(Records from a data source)

■ ■ ■ ■

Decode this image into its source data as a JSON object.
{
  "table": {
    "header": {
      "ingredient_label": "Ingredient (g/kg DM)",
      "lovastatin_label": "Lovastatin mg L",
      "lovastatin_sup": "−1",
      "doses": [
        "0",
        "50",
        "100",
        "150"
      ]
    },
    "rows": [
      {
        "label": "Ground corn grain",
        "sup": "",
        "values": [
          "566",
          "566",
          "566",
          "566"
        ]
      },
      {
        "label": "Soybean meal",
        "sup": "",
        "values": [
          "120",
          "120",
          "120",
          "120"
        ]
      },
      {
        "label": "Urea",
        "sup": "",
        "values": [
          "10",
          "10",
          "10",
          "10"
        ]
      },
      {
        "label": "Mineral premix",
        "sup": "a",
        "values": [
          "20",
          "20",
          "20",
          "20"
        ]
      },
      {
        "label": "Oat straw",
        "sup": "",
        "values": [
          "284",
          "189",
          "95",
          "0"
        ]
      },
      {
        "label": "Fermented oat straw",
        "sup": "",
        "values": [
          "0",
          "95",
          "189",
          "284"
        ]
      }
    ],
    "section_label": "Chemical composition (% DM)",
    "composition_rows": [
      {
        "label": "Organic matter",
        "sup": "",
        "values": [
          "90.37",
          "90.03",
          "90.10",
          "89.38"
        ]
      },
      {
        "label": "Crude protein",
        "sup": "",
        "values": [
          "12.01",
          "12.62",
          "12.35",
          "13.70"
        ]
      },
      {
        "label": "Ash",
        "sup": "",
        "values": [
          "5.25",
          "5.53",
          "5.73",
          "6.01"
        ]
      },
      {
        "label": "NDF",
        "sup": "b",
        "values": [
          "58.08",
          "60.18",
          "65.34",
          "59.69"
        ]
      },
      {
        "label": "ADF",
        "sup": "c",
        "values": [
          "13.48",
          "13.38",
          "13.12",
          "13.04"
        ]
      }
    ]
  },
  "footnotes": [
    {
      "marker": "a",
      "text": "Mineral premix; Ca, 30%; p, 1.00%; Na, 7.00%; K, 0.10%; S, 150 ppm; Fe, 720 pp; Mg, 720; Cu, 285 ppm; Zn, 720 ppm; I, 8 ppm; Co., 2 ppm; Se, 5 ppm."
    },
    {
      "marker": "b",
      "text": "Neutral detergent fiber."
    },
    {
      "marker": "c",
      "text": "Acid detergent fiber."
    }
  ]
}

■ ■ ■ ■

### What the exercise asks
Your answer should consist of all lines above that include the string "fiber".

### Exercise answer
      "text": "Neutral detergent fiber."
      "text": "Acid detergent fiber."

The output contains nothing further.